====== DATA RECORDS ======
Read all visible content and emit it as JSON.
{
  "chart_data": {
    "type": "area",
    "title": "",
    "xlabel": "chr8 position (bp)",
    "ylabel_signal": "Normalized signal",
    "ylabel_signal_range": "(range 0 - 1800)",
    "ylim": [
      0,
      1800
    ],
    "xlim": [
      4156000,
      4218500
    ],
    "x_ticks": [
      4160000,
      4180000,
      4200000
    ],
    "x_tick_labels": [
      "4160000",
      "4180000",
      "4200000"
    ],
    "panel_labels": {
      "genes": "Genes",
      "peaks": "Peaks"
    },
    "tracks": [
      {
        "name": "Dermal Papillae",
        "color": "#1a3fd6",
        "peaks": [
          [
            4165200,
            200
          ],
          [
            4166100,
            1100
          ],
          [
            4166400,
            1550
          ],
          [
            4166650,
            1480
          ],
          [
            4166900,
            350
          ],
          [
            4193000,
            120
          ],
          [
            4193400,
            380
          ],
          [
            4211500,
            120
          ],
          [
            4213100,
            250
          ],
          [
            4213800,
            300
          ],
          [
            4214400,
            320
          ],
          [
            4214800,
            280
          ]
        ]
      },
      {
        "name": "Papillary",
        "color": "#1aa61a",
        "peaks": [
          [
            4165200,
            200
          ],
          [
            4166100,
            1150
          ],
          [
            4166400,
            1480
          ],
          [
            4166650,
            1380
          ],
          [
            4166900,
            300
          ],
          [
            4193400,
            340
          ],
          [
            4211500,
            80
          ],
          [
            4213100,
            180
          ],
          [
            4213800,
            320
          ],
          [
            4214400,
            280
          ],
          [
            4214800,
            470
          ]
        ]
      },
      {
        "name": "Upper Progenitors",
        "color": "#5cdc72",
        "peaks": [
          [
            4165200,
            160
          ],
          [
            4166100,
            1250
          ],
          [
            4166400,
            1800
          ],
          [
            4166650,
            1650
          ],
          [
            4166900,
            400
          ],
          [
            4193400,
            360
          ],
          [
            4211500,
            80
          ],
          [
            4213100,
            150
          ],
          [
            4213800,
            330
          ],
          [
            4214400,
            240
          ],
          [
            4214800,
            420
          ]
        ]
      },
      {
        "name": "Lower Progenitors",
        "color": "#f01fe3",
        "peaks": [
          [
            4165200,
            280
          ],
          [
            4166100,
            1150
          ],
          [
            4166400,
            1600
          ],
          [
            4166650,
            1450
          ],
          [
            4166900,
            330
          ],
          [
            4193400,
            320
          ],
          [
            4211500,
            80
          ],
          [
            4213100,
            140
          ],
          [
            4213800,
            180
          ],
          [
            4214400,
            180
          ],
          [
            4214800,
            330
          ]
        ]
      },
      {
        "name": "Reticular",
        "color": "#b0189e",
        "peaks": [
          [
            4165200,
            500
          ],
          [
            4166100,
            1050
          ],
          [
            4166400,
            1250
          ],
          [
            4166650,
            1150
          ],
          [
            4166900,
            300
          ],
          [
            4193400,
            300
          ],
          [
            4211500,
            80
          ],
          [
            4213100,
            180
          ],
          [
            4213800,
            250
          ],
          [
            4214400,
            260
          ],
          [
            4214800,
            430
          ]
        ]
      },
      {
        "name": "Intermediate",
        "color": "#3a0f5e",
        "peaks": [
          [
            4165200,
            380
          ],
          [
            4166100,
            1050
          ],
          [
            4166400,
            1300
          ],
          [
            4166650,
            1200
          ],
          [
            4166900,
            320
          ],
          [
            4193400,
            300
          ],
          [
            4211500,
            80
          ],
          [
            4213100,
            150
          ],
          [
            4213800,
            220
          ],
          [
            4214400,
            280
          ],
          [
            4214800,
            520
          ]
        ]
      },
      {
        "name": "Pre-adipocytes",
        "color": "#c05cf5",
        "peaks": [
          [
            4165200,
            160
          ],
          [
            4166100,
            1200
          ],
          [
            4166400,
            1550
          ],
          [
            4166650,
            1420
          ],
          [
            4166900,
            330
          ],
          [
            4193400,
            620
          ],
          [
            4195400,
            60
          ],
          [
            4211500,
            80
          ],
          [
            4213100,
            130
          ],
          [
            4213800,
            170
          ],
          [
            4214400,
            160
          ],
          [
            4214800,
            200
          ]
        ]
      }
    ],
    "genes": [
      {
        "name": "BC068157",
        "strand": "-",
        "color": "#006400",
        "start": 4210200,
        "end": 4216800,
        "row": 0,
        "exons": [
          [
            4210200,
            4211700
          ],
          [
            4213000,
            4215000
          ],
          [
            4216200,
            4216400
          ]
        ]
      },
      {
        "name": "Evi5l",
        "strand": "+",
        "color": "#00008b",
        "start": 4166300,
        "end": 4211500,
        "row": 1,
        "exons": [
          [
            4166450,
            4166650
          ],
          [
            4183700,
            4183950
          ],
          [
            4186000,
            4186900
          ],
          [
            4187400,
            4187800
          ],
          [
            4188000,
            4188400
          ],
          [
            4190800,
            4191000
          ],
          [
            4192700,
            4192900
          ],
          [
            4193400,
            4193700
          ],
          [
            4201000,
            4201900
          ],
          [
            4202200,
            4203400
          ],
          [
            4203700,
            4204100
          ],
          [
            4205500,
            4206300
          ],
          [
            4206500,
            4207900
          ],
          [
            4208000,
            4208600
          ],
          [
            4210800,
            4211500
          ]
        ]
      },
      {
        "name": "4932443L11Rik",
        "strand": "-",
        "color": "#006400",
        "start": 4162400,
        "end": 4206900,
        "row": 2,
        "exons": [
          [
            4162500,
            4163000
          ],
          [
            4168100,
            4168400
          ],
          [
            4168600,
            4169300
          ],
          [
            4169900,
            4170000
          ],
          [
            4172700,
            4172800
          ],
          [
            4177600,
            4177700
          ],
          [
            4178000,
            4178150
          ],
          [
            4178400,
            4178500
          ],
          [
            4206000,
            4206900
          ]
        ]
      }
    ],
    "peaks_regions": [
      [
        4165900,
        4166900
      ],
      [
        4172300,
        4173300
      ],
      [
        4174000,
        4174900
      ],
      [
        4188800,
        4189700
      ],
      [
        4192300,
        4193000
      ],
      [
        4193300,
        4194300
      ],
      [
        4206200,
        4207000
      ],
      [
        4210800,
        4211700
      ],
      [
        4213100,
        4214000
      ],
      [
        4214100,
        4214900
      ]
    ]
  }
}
======
**INSTRUCTIONS FOR THE TASK**. For the word "start", find all matching lines in the entries above and copy them out.

**TASK RESPONSE**.
        "start": 4210200,
        "start": 4166300,
        "start": 4162400,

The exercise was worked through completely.